Some records

****************

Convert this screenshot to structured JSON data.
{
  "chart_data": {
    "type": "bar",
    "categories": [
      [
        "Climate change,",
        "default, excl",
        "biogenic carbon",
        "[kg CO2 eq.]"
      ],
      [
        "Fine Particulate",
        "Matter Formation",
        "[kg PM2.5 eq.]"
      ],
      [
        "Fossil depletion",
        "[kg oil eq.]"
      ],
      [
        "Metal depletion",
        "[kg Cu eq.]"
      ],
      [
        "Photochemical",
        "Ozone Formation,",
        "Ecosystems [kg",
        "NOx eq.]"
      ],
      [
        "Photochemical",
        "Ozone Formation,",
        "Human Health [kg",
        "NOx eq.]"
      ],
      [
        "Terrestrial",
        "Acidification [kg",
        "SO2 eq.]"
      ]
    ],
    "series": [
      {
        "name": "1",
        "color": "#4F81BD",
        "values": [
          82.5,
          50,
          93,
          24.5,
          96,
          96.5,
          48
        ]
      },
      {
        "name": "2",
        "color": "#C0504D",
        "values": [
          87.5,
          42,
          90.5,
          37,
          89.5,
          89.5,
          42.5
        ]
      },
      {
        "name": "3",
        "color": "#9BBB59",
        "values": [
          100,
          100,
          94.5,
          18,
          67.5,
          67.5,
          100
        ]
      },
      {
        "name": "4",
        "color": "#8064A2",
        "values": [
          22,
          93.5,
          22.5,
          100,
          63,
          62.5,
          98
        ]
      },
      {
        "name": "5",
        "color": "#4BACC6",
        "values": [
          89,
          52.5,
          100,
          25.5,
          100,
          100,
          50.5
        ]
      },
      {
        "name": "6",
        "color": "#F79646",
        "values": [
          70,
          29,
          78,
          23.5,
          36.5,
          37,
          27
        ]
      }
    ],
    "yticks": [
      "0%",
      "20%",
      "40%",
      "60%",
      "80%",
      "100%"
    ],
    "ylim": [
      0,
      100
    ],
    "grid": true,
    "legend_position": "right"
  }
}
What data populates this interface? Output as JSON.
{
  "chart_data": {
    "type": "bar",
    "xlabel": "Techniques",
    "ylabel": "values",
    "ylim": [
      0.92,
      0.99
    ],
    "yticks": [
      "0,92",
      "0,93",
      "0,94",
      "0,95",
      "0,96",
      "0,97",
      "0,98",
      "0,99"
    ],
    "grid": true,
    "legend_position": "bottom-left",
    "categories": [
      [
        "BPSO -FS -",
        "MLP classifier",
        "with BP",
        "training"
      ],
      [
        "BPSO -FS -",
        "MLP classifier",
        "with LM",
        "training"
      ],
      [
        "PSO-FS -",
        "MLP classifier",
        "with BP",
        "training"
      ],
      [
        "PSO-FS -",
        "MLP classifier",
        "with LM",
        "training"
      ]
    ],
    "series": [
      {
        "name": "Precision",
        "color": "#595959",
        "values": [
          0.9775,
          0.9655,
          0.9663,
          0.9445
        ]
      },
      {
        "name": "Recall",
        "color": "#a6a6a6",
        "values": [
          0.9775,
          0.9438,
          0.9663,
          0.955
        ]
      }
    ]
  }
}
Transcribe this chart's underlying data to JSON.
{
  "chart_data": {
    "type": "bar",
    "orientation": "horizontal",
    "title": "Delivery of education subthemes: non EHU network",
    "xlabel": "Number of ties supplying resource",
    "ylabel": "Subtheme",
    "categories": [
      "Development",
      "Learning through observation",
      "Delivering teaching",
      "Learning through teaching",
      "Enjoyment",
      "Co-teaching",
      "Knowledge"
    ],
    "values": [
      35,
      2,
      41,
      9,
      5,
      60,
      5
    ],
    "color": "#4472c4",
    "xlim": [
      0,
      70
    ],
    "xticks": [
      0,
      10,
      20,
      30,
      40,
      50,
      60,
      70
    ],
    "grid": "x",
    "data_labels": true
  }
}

****************

TASK DIRECTIONS
Tally the lines of the material above that contain the word "teaching" and report the total alone.

THE RESPONSE
3